提示本文:
以下、図面を参照しながら本発明を実施するための形態を、複数の形態について説明する。各形態で先行する形態で説明している事項に対応している部分には同一の参照符を付し、重複する説明を略する場合がある。構成の一部のみを説明している場合、構成の他の部分は、先行して説明している形態と同様とする。実施の各形態で具体的に説明している部分の組合せばかりではなく、特に組合せに支障が生じなければ、実施の形態同士を部分的に組合せることも可能である。本実施形態に係る可変高周波回路は、パワーデバイダ、カプラ、フィルタ回路などの複数の高周波回路部品に適用される。以下の説明は、可変高周波回路の制御方法の説明および、制御ピンのピン構造の説明をも含む。
図1は、本発明の第1の実施形態に係る可変高周波回路形成部3を表す斜視図である。図2は、制御ピン2の駆動部の要部を、ピン出退方向を含む仮想一平面で切断して見た断面図である。図3は、第1の実施形態に係る可変高周波回路1の電気的構成を表すブロック図である。第1の実施形態に係る可変高周波回路1を、「第1高周波回路1」と称す。第1高周波回路1は、回路形成部としての可変高周波回路形成部3と、制御手段としての高周波回路制御部4とを含む。可変高周波回路形成部3は、誘電体線路を形成するための誘電体線路形状を変更可能な回路形成部である。高周波回路制御部4は、回路形成部の誘電体線路形状を所期情報に基づいて変更するように制御する。先ず可変高周波回路形成部3について説明する。

必須課題 1:
本文について、次の問いに答えよ。
(a) 本実施形態に係る可変高周波回路は、どのようなものに適用されるか。
(b) 図3は何を表す図か。
(c) 第1高周波回路1は、どの二つの構成を含むか。

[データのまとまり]
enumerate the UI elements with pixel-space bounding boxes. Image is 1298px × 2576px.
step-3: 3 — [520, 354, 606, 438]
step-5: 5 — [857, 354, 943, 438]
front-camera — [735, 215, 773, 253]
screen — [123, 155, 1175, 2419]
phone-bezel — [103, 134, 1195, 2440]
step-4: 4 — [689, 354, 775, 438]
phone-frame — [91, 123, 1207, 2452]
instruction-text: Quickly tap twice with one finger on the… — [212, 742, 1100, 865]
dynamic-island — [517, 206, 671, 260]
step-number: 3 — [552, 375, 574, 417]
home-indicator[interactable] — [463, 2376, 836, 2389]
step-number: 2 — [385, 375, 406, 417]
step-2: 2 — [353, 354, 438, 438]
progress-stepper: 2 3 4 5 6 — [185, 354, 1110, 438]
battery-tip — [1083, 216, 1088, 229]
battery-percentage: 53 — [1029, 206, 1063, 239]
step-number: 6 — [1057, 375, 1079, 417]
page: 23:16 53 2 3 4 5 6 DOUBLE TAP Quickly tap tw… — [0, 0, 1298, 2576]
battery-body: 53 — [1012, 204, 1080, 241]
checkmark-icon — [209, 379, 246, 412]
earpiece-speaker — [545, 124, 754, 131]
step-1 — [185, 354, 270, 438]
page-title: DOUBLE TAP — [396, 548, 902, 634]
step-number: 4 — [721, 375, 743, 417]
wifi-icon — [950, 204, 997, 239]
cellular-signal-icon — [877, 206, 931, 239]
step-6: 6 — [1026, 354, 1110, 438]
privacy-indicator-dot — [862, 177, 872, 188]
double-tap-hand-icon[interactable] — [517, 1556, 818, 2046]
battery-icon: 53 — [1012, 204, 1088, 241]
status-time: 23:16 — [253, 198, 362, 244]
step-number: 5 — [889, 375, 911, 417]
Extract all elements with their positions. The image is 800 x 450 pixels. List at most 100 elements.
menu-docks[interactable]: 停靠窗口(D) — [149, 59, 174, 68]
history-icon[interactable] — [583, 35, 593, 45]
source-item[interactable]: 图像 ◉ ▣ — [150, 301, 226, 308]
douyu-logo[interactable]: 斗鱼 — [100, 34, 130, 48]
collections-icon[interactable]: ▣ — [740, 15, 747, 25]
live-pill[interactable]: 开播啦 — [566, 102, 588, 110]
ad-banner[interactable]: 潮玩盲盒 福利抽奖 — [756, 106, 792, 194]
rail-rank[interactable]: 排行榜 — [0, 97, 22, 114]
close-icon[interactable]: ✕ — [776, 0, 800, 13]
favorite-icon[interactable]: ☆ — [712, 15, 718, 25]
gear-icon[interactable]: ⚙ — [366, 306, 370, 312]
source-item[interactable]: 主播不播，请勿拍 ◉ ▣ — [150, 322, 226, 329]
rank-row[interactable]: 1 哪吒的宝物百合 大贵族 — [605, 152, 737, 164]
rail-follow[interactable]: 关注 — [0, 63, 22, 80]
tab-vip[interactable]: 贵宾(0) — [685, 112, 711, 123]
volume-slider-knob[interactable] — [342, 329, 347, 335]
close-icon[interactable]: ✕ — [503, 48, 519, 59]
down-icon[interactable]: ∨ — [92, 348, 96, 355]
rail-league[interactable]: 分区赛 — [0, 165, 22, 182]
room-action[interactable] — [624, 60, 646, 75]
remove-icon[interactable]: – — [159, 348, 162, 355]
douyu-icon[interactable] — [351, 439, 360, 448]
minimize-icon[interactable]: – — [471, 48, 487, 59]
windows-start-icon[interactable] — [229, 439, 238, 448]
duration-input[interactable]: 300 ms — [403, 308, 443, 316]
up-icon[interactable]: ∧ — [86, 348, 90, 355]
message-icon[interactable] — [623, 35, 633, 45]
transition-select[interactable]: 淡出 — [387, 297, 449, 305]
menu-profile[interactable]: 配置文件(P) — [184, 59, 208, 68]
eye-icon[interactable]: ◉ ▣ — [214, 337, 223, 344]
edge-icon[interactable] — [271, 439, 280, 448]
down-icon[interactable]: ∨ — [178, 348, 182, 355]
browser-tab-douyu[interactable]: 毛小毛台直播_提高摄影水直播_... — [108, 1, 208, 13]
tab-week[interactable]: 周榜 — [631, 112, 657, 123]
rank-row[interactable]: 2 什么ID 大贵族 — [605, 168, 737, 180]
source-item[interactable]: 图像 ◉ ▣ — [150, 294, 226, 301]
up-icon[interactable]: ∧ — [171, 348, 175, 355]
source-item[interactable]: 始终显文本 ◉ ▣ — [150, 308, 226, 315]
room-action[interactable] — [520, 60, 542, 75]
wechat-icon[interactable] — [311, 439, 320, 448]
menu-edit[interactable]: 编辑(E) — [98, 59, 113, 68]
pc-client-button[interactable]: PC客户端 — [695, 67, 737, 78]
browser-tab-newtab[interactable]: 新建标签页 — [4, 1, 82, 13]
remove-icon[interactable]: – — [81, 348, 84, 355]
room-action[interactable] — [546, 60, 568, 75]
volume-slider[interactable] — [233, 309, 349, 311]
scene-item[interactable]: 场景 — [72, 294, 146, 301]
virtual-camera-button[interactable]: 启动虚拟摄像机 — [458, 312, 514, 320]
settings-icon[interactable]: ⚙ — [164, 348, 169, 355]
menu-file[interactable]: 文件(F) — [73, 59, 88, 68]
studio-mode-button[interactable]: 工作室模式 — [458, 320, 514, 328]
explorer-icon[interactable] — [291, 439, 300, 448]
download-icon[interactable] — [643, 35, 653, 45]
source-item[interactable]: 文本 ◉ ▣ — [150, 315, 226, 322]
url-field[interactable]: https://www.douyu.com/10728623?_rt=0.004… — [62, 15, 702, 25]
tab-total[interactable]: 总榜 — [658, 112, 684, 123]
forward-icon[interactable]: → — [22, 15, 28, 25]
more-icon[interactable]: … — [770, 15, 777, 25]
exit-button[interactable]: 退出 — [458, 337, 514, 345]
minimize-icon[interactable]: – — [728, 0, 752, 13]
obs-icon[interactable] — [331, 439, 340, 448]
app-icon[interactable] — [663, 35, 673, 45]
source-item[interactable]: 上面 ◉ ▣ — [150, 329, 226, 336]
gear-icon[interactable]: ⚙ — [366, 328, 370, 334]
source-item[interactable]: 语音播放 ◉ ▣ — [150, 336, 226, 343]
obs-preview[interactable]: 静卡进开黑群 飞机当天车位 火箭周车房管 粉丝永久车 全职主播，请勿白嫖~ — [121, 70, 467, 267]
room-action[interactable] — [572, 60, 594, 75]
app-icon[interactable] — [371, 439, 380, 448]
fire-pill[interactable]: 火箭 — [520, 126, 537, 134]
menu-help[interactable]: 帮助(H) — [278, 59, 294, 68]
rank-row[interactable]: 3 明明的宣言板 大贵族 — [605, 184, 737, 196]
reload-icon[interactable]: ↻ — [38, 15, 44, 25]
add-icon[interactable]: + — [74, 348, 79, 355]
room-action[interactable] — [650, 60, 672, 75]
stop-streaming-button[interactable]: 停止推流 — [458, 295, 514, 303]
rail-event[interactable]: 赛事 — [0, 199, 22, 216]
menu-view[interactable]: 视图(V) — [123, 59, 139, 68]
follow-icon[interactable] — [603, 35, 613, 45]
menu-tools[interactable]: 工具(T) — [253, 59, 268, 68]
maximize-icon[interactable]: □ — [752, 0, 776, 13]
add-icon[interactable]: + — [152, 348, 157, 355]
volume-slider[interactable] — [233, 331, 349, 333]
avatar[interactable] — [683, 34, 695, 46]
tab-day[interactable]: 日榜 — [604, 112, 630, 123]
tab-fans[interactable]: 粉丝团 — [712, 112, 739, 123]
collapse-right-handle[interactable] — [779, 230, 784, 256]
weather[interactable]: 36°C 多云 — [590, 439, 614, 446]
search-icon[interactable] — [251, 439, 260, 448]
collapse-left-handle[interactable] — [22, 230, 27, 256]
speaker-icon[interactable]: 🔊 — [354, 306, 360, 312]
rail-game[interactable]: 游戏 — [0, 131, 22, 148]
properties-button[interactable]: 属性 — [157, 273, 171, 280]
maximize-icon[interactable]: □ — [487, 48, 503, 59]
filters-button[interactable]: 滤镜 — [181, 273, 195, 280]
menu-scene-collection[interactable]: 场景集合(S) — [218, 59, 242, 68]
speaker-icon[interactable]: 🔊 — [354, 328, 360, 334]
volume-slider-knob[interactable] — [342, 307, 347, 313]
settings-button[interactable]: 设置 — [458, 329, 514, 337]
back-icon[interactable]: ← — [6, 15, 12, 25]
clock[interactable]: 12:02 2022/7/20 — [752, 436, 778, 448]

必須課題 2: エントリの先頭行から、「step-4: 4 — [689, 354, 775, 438]」を含む行までを対象とし、その行で終えること。両端の行を含め、空行を除いて、各行を「番号」と「エントリ行」の2列を持つMarkdownの表に書き換えよ。

課題解答 1:
(a) パワーデバイダ、カプラ、フィルタ回路などの複数の高周波回路部品。
(b) 第1の実施形態に係る可変高周波回路1の電気的構成を表すブロック図。
(c) 回路形成部としての可変高周波回路形成部3と、制御手段としての高周波回路制御部4。

課題解答 2:
| 番号 | エントリ行 |
|---|---|
| 1 | enumerate the UI elements with pixel-space bounding boxes. Image is 1298px × 2576px. |
| 2 | step-3: 3 — [520, 354, 606, 438] |
| 3 | step-5: 5 — [857, 354, 943, 438] |
| 4 | front-camera — [735, 215, 773, 253] |
| 5 | screen — [123, 155, 1175, 2419] |
| 6 | phone-bezel — [103, 134, 1195, 2440] |
| 7 | step-4: 4 — [689, 354, 775, 438] |